> Exercise task
Write the records out again, precisely as they stand.

Dataset rows about figures
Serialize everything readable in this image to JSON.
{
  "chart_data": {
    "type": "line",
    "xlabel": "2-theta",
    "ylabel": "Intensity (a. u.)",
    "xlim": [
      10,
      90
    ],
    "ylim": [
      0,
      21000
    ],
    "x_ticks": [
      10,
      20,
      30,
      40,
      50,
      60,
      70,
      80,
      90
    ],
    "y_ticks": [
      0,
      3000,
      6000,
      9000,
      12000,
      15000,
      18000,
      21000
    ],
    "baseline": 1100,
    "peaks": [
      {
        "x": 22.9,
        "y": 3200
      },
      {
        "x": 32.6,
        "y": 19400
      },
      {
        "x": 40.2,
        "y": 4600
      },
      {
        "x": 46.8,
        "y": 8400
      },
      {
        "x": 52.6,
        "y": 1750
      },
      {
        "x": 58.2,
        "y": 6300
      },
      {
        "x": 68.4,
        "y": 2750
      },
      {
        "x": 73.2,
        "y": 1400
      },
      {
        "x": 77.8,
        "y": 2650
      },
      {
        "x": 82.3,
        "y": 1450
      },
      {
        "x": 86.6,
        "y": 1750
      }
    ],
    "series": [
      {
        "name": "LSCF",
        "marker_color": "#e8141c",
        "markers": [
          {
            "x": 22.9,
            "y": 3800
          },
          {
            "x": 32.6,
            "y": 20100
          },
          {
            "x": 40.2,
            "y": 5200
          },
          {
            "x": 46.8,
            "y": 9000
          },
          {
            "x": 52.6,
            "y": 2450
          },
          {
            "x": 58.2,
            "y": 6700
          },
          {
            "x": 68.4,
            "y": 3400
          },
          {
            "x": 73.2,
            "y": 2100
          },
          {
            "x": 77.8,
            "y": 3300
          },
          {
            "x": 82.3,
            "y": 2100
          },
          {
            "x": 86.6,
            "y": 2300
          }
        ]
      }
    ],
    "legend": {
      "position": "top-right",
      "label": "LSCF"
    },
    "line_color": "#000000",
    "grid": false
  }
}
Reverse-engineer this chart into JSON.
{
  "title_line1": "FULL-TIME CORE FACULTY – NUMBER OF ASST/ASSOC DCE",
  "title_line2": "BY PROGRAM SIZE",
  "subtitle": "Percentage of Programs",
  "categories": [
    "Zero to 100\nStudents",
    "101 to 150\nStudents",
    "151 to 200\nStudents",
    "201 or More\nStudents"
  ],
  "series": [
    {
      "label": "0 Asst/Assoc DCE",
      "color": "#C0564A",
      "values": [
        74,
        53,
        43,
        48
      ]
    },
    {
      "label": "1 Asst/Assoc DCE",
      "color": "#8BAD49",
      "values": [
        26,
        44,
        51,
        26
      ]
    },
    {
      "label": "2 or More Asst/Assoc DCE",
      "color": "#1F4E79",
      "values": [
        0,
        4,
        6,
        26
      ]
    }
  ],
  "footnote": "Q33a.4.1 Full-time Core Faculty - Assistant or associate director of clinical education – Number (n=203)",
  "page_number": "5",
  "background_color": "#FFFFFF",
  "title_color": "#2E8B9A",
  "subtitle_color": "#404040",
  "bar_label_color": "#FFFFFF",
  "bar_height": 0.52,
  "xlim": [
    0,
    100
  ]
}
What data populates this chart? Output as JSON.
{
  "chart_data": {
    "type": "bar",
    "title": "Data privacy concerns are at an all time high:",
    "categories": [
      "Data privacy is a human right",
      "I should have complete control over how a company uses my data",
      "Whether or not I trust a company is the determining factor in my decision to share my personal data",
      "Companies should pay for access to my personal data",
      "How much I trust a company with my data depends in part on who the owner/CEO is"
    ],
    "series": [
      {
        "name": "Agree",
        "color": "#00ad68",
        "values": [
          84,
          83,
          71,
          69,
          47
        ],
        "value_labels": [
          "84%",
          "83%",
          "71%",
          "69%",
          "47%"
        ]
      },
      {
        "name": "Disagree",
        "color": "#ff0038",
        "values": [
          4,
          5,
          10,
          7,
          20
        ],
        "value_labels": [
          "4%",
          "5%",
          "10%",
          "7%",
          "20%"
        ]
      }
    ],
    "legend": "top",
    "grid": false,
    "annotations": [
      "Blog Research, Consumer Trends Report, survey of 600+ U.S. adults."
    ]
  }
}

> Full answer
Serialize everything readable in this image to JSON.
{
  "chart_data": {
    "type": "line",
    "xlabel": "2-theta",
    "ylabel": "Intensity (a. u.)",
    "xlim": [
      10,
      90
    ],
    "ylim": [
      0,
      21000
    ],
    "x_ticks": [
      10,
      20,
      30,
      40,
      50,
      60,
      70,
      80,
      90
    ],
    "y_ticks": [
      0,
      3000,
      6000,
      9000,
      12000,
      15000,
      18000,
      21000
    ],
    "baseline": 1100,
    "peaks": [
      {
        "x": 22.9,
        "y": 3200
      },
      {
        "x": 32.6,
        "y": 19400
      },
      {
        "x": 40.2,
        "y": 4600
      },
      {
        "x": 46.8,
        "y": 8400
      },
      {
        "x": 52.6,
        "y": 1750
      },
      {
        "x": 58.2,
        "y": 6300
      },
      {
        "x": 68.4,
        "y": 2750
      },
      {
        "x": 73.2,
        "y": 1400
      },
      {
        "x": 77.8,
        "y": 2650
      },
      {
        "x": 82.3,
        "y": 1450
      },
      {
        "x": 86.6,
        "y": 1750
      }
    ],
    "series": [
      {
        "name": "LSCF",
        "marker_color": "#e8141c",
        "markers": [
          {
            "x": 22.9,
            "y": 3800
          },
          {
            "x": 32.6,
            "y": 20100
          },
          {
            "x": 40.2,
            "y": 5200
          },
          {
            "x": 46.8,
            "y": 9000
          },
          {
            "x": 52.6,
            "y": 2450
          },
          {
            "x": 58.2,
            "y": 6700
          },
          {
            "x": 68.4,
            "y": 3400
          },
          {
            "x": 73.2,
            "y": 2100
          },
          {
            "x": 77.8,
            "y": 3300
          },
          {
            "x": 82.3,
            "y": 2100
          },
          {
            "x": 86.6,
            "y": 2300
          }
        ]
      }
    ],
    "legend": {
      "position": "top-right",
      "label": "LSCF"
    },
    "line_color": "#000000",
    "grid": false
  }
}
Reverse-engineer this chart into JSON.
{
  "title_line1": "FULL-TIME CORE FACULTY – NUMBER OF ASST/ASSOC DCE",
  "title_line2": "BY PROGRAM SIZE",
  "subtitle": "Percentage of Programs",
  "categories": [
    "Zero to 100\nStudents",
    "101 to 150\nStudents",
    "151 to 200\nStudents",
    "201 or More\nStudents"
  ],
  "series": [
    {
      "label": "0 Asst/Assoc DCE",
      "color": "#C0564A",
      "values": [
        74,
        53,
        43,
        48
      ]
    },
    {
      "label": "1 Asst/Assoc DCE",
      "color": "#8BAD49",
      "values": [
        26,
        44,
        51,
        26
      ]
    },
    {
      "label": "2 or More Asst/Assoc DCE",
      "color": "#1F4E79",
      "values": [
        0,
        4,
        6,
        26
      ]
    }
  ],
  "footnote": "Q33a.4.1 Full-time Core Faculty - Assistant or associate director of clinical education – Number (n=203)",
  "page_number": "5",
  "background_color": "#FFFFFF",
  "title_color": "#2E8B9A",
  "subtitle_color": "#404040",
  "bar_label_color": "#FFFFFF",
  "bar_height": 0.52,
  "xlim": [
    0,
    100
  ]
}
What data populates this chart? Output as JSON.
{
  "chart_data": {
    "type": "bar",
    "title": "Data privacy concerns are at an all time high:",
    "categories": [
      "Data privacy is a human right",
      "I should have complete control over how a company uses my data",
      "Whether or not I trust a company is the determining factor in my decision to share my personal data",
      "Companies should pay for access to my personal data",
      "How much I trust a company with my data depends in part on who the owner/CEO is"
    ],
    "series": [
      {
        "name": "Agree",
        "color": "#00ad68",
        "values": [
          84,
          83,
          71,
          69,
          47
        ],
        "value_labels": [
          "84%",
          "83%",
          "71%",
          "69%",
          "47%"
        ]
      },
      {
        "name": "Disagree",
        "color": "#ff0038",
        "values": [
          4,
          5,
          10,
          7,
          20
        ],
        "value_labels": [
          "4%",
          "5%",
          "10%",
          "7%",
          "20%"
        ]
      }
    ],
    "legend": "top",
    "grid": false,
    "annotations": [
      "Blog Research, Consumer Trends Report, survey of 600+ U.S. adults."
    ]
  }
}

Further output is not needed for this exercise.